*REQUIREMENT*.
List all lines of the data that include the string "this".

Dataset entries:
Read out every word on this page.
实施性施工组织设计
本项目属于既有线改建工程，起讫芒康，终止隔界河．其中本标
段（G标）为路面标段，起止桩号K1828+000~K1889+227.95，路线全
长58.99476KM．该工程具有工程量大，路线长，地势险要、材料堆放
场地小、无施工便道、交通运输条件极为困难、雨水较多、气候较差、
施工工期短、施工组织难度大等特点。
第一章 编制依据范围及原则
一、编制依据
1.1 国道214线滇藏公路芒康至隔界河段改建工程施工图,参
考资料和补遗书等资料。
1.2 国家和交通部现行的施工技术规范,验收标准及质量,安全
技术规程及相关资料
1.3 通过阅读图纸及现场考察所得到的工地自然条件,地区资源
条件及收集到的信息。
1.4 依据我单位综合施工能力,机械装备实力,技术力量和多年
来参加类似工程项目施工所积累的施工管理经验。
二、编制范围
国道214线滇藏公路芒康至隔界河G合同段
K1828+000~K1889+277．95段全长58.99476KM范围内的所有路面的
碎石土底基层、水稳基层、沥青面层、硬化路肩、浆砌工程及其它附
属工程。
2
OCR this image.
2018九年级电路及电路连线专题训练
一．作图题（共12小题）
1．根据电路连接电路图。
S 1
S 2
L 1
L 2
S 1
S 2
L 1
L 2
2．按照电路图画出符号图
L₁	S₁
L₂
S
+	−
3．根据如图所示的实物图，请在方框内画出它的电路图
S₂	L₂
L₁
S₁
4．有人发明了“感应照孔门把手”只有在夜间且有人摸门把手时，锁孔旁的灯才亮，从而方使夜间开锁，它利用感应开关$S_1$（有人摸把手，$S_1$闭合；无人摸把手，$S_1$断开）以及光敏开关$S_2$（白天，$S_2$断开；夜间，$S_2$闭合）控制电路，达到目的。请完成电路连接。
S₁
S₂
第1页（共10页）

*FINAL RESULT*.
Read out every word on this page.
OCR this image.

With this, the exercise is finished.